WORK TO COMPLETE:
Determine the number of lines in the listing below where the string "when" occurs; answer with the number alone.

──────────

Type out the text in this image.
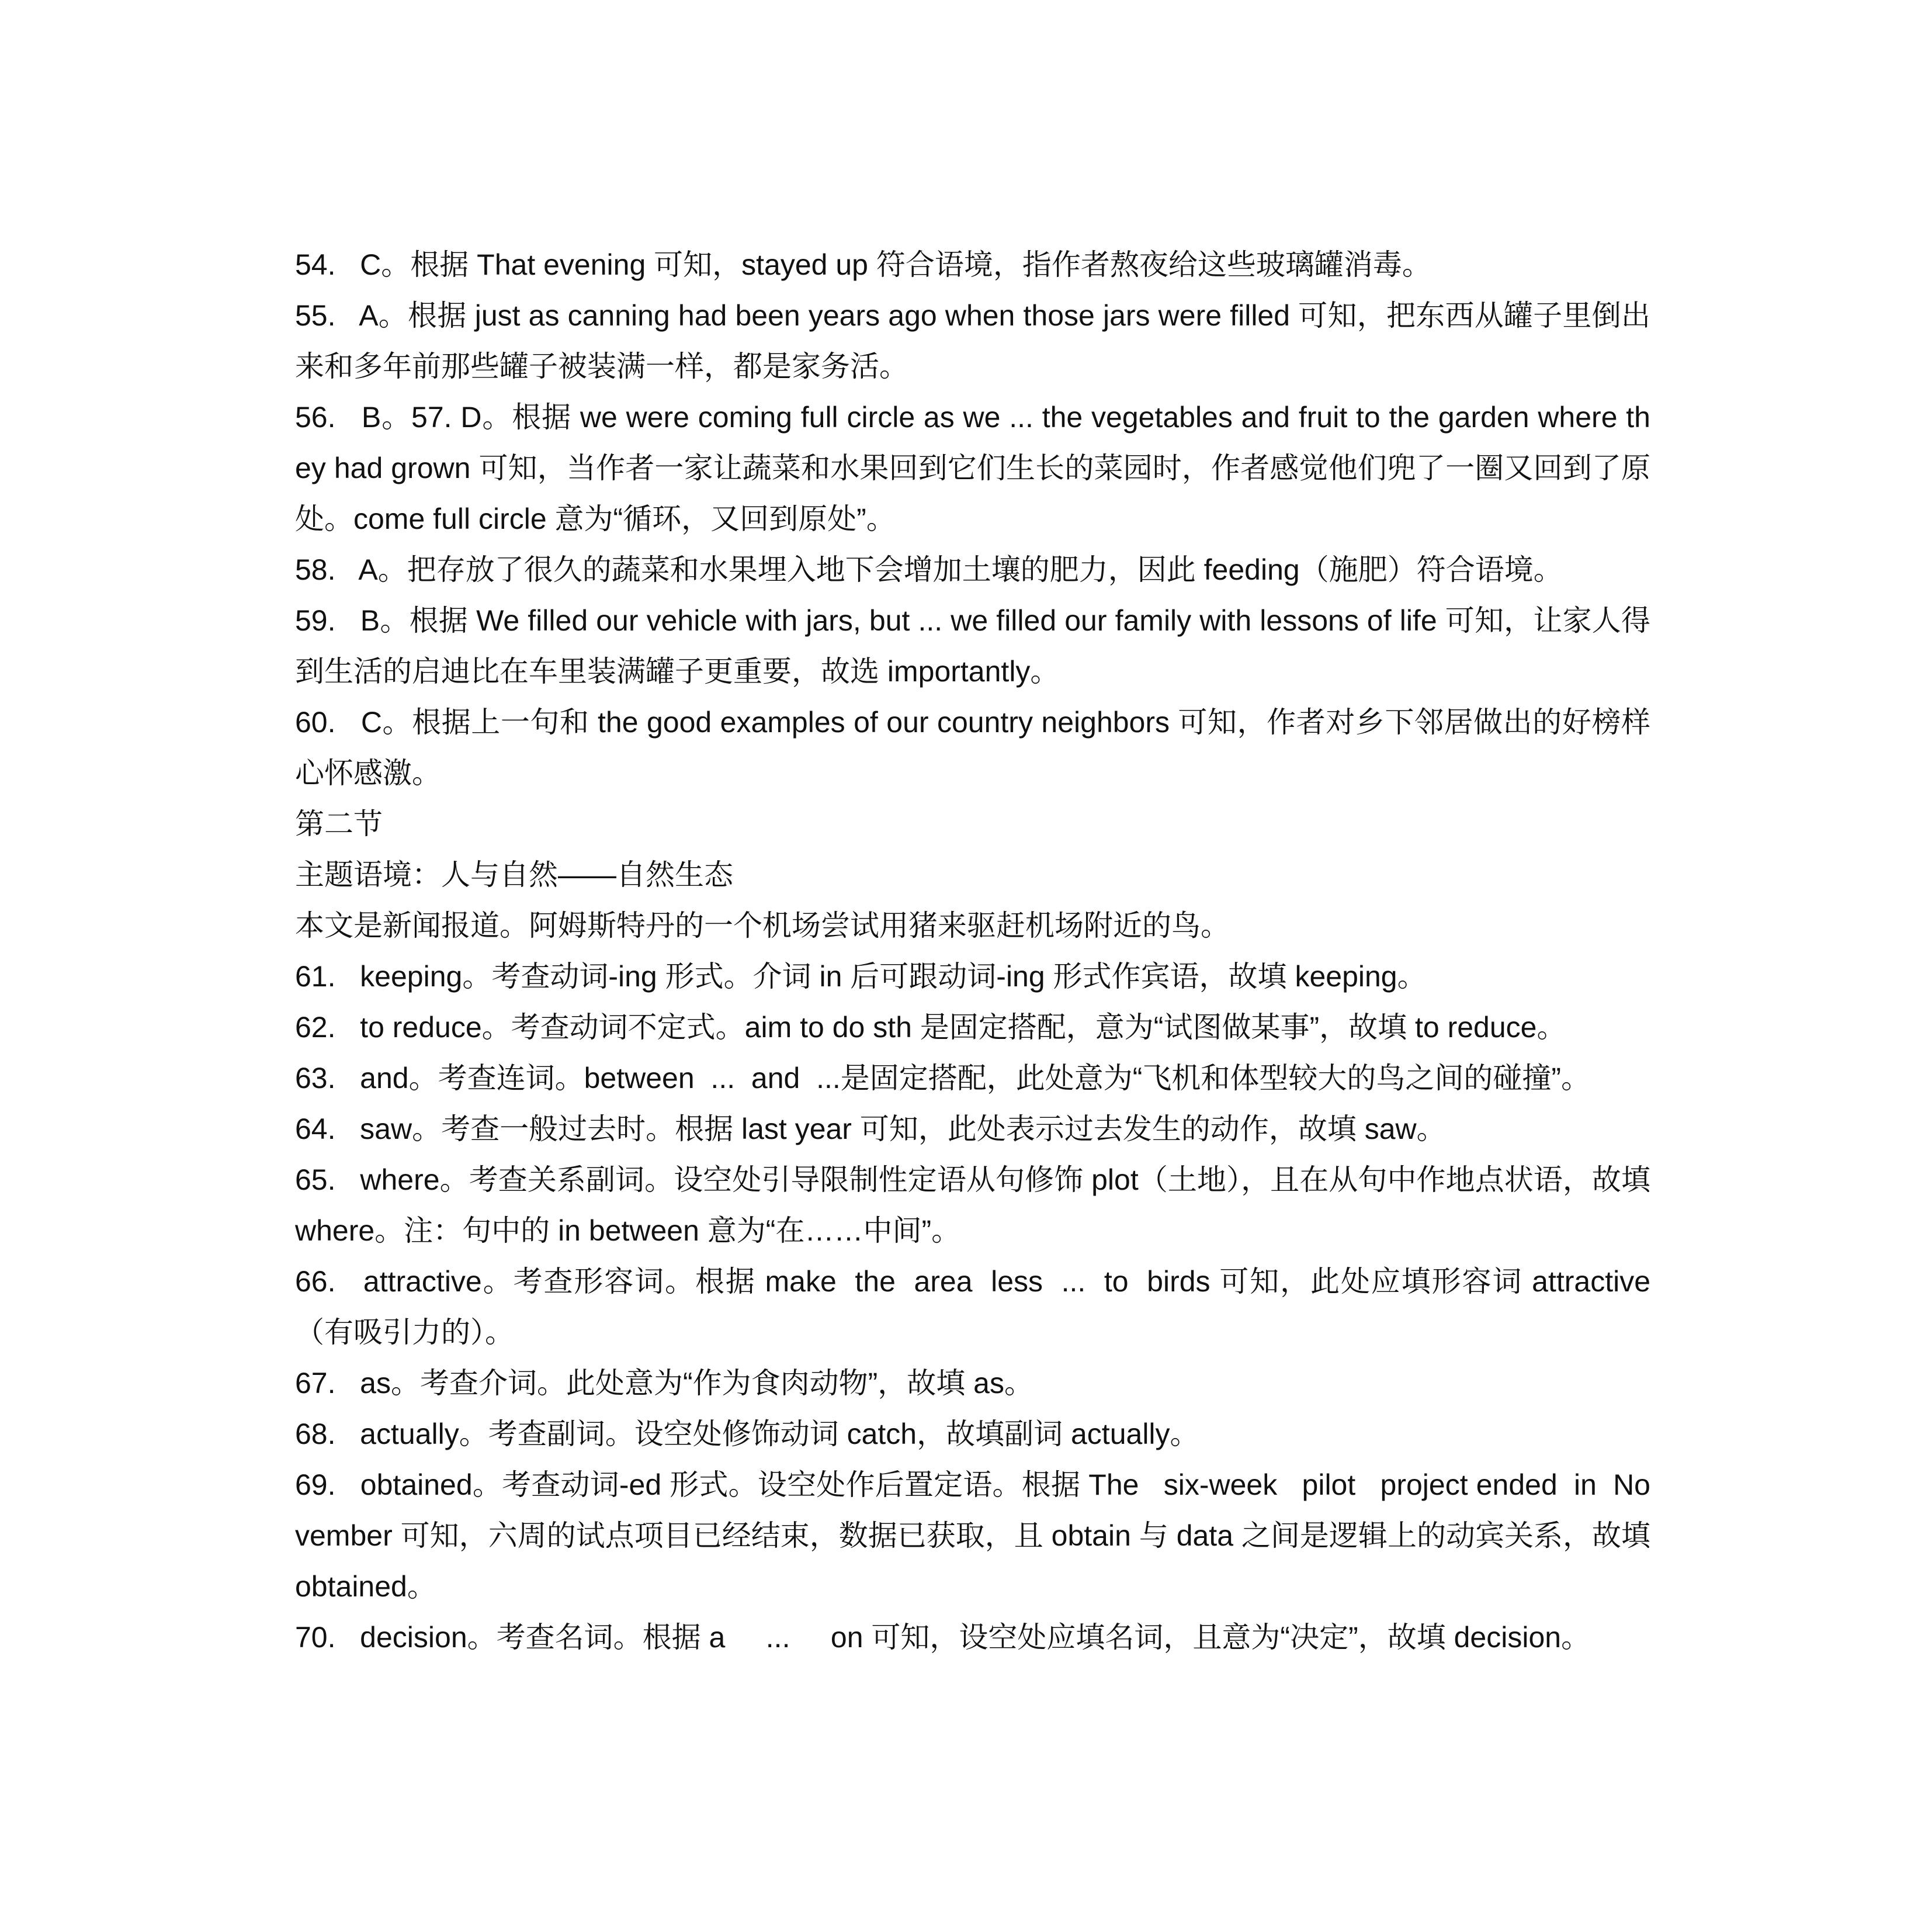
54.   C。根据 That evening 可知，stayed up 符合语境，指作者熬夜给这些玻璃罐消毒。

55.   A。根据 just as canning had been years ago when those jars were filled 可知，把东西从罐子里倒出来和多年前那些罐子被装满一样，都是家务活。

56.   B。57. D。根据 we were coming full circle as we ... the vegetables and fruit to the garden where they had grown 可知，当作者一家让蔬菜和水果回到它们生长的菜园时，作者感觉他们兜了一圈又回到了原处。come full circle 意为“循环，又回到原处”。

58.   A。把存放了很久的蔬菜和水果埋入地下会增加土壤的肥力，因此 feeding（施肥）符合语境。

59.   B。根据 We filled our vehicle with jars, but ... we filled our family with lessons of life 可知，让家人得到生活的启迪比在车里装满罐子更重要，故选 importantly。

60.   C。根据上一句和 the good examples of our country neighbors 可知，作者对乡下邻居做出的好榜样心怀感激。

第二节

主题语境：人与自然——自然生态

本文是新闻报道。阿姆斯特丹的一个机场尝试用猪来驱赶机场附近的鸟。

61.   keeping。考查动词-ing 形式。介词 in 后可跟动词-ing 形式作宾语，故填 keeping。

62.   to reduce。考查动词不定式。aim to do sth 是固定搭配，意为“试图做某事”，故填 to reduce。

63.   and。考查连词。between  ...  and  ...是固定搭配，此处意为“飞机和体型较大的鸟之间的碰撞”。

64.   saw。考查一般过去时。根据 last year 可知，此处表示过去发生的动作，故填 saw。

65.   where。考查关系副词。设空处引导限制性定语从句修饰 plot（土地），且在从句中作地点状语，故填 where。注：句中的 in between 意为“在……中间”。

66.   attractive。考查形容词。根据 make  the  area  less  ...  to  birds 可知，此处应填形容词 attractive（有吸引力的）。

67.   as。考查介词。此处意为“作为食肉动物”，故填 as。

68.   actually。考查副词。设空处修饰动词 catch，故填副词 actually。

69.   obtained。考查动词-ed 形式。设空处作后置定语。根据 The   six-week   pilot   project ended  in  November 可知，六周的试点项目已经结束，数据已获取，且 obtain 与 data 之间是逻辑上的动宾关系，故填 obtained。

70.   decision。考查名词。根据 a     ...     on 可知，设空处应填名词，且意为“决定”，故填 decision。
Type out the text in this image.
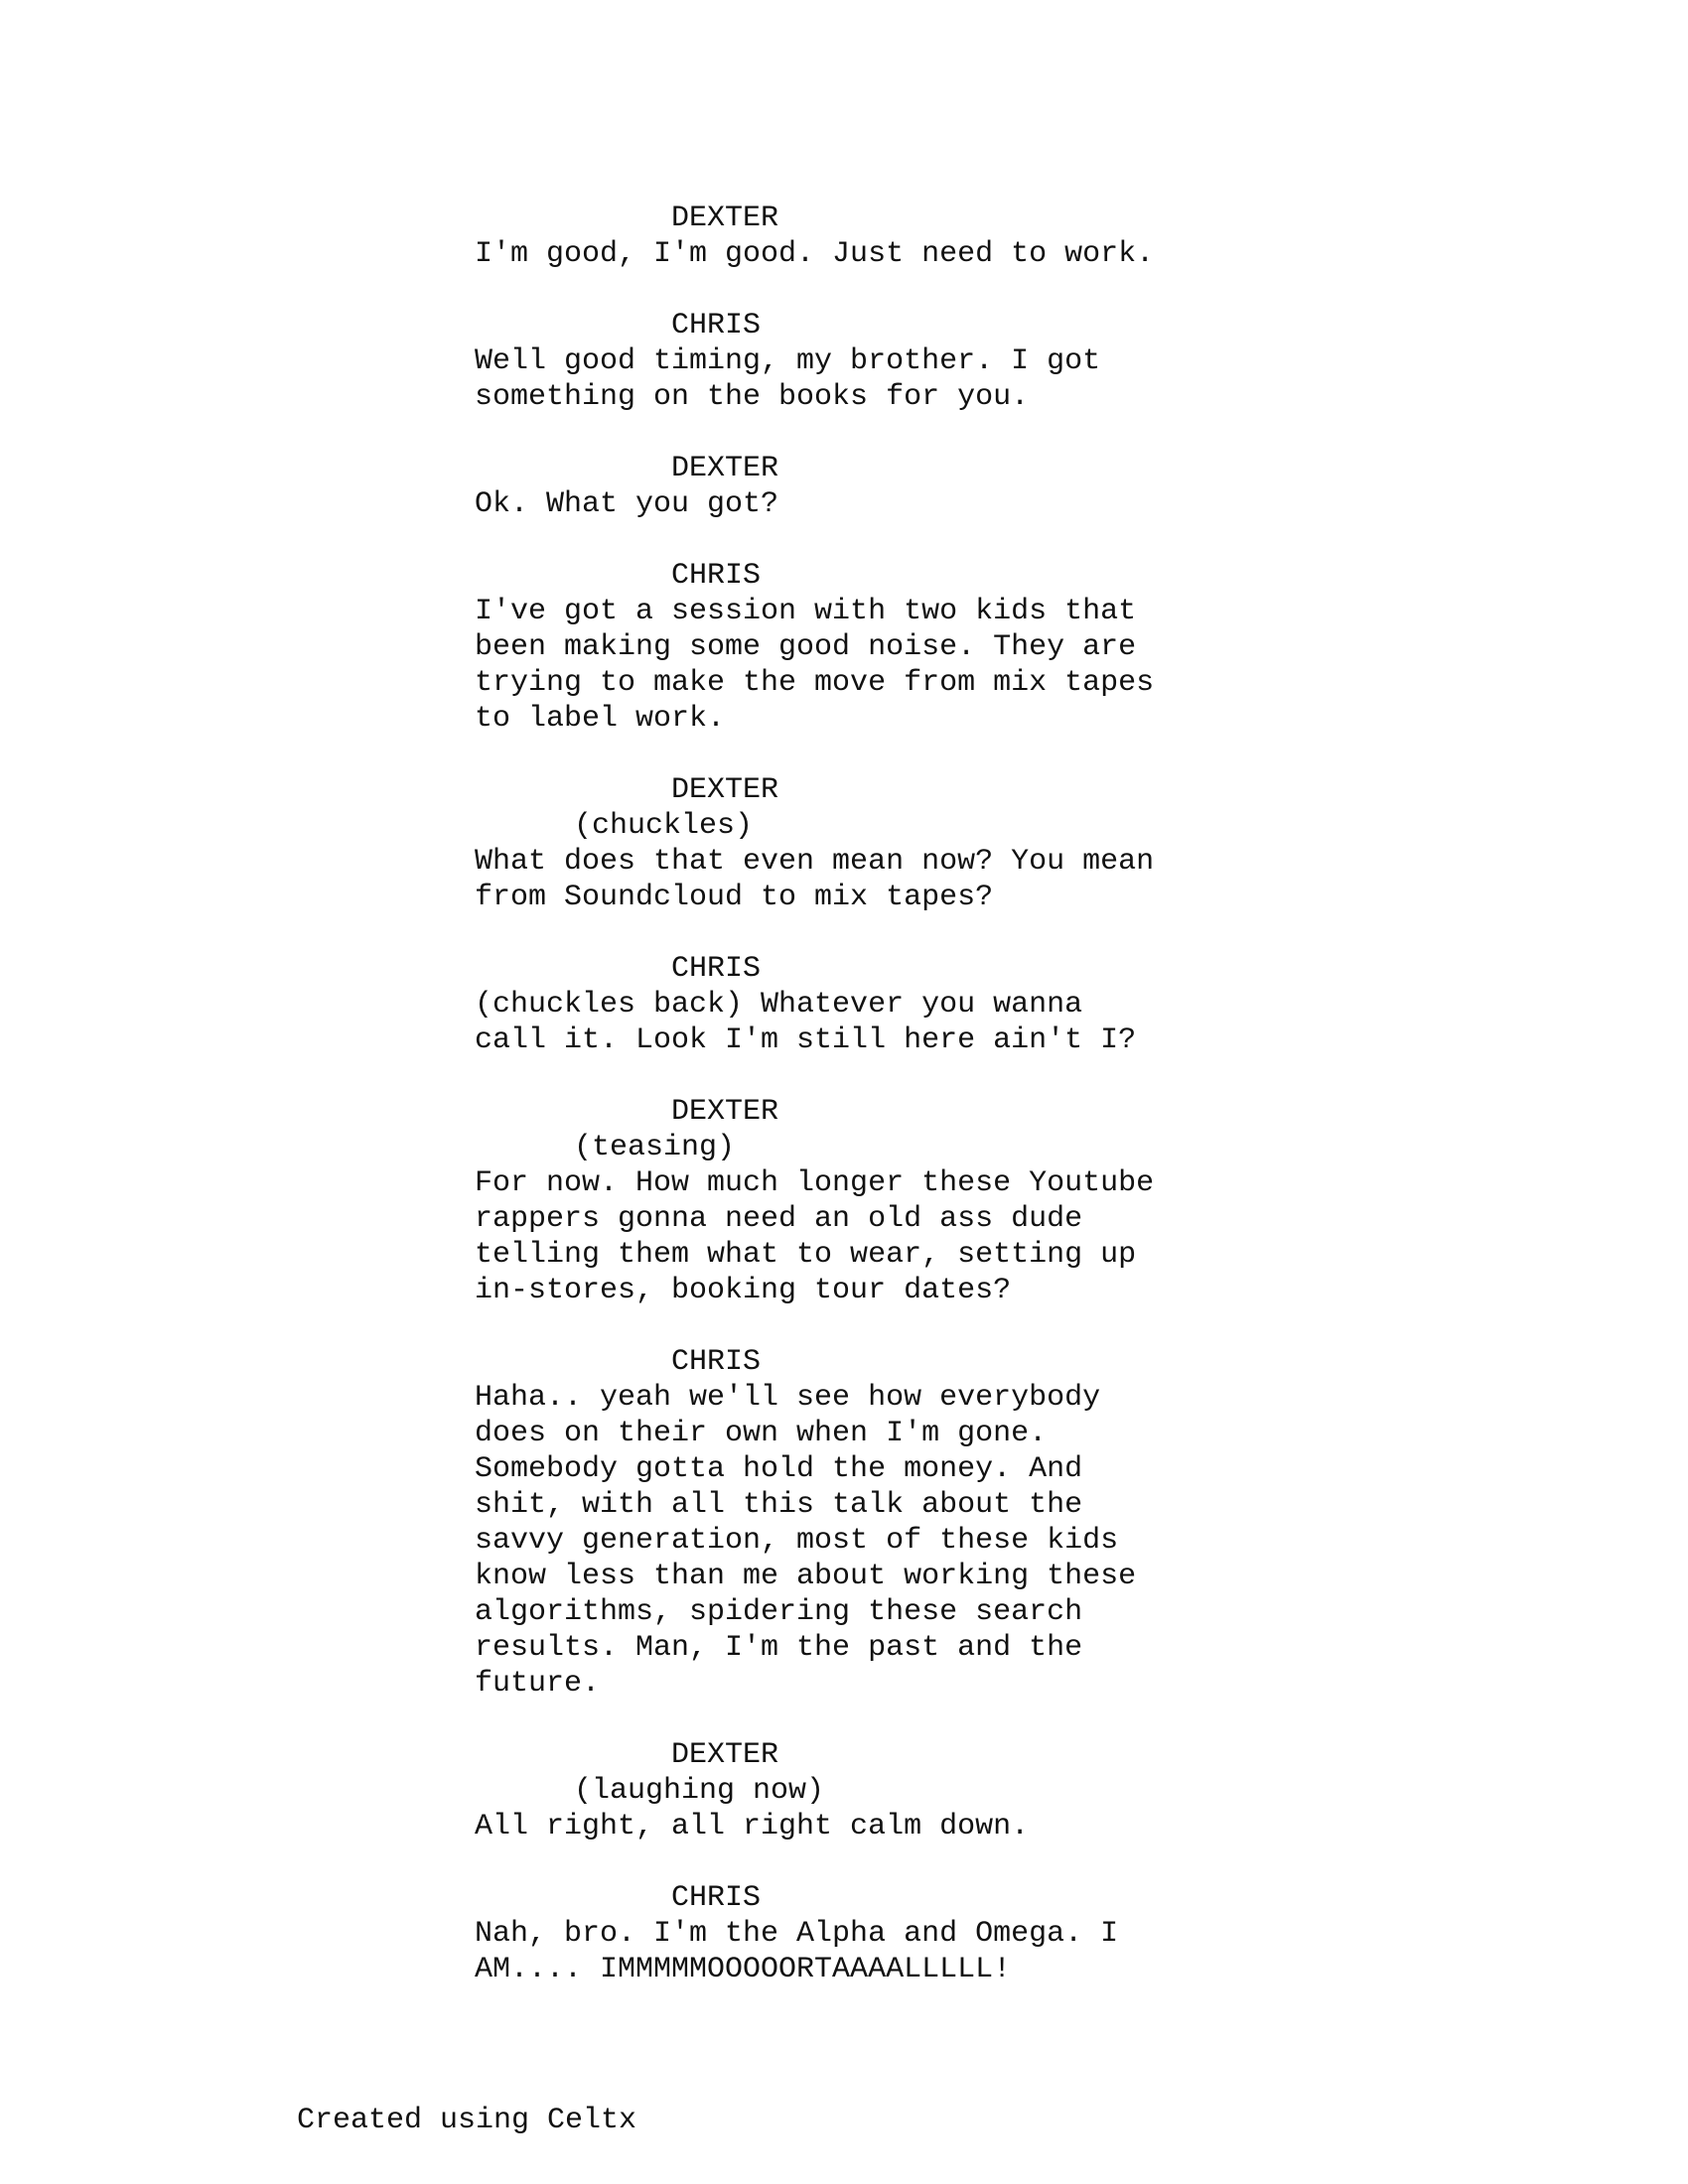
DEXTER
I'm good, I'm good. Just need to work.
CHRIS
Well good timing, my brother. I got
something on the books for you.
DEXTER
Ok. What you got?
CHRIS
I've got a session with two kids that
been making some good noise. They are
trying to make the move from mix tapes
to label work.
DEXTER
(chuckles)
What does that even mean now? You mean
from Soundcloud to mix tapes?
CHRIS
(chuckles back) Whatever you wanna
call it. Look I'm still here ain't I?
DEXTER
(teasing)
For now. How much longer these Youtube
rappers gonna need an old ass dude
telling them what to wear, setting up
in-stores, booking tour dates?
CHRIS
Haha.. yeah we'll see how everybody
does on their own when I'm gone.
Somebody gotta hold the money. And
shit, with all this talk about the
savvy generation, most of these kids
know less than me about working these
algorithms, spidering these search
results. Man, I'm the past and the
future.
DEXTER
(laughing now)
All right, all right calm down.
CHRIS
Nah, bro. I'm the Alpha and Omega. I
AM.... IMMMMMOOOOORTAAAALLLLL!
Created using Celtx
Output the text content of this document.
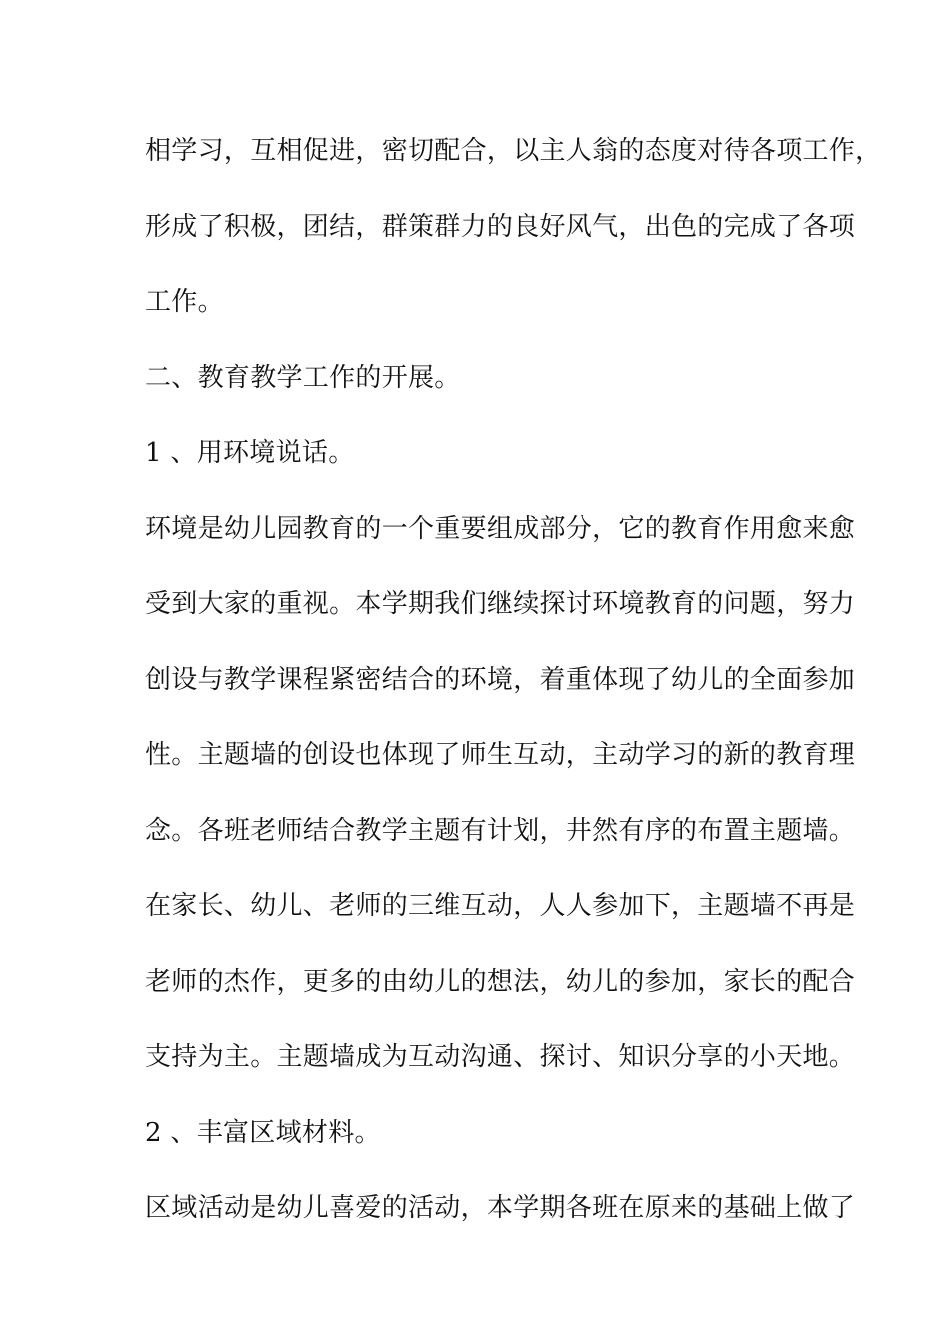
相学习，互相促进，密切配合，以主人翁的态度对待各项工作，
形成了积极，团结，群策群力的良好风气，出色的完成了各项
工作。
二、教育教学工作的开展。
1 、用环境说话。
环境是幼儿园教育的一个重要组成部分，它的教育作用愈来愈
受到大家的重视。本学期我们继续探讨环境教育的问题，努力
创设与教学课程紧密结合的环境，着重体现了幼儿的全面参加
性。主题墙的创设也体现了师生互动，主动学习的新的教育理
念。各班老师结合教学主题有计划，井然有序的布置主题墙。
在家长、幼儿、老师的三维互动，人人参加下，主题墙不再是
老师的杰作，更多的由幼儿的想法，幼儿的参加，家长的配合
支持为主。主题墙成为互动沟通、探讨、知识分享的小天地。
2 、丰富区域材料。
区域活动是幼儿喜爱的活动，本学期各班在原来的基础上做了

──────────

RIGHT ANSWER:
2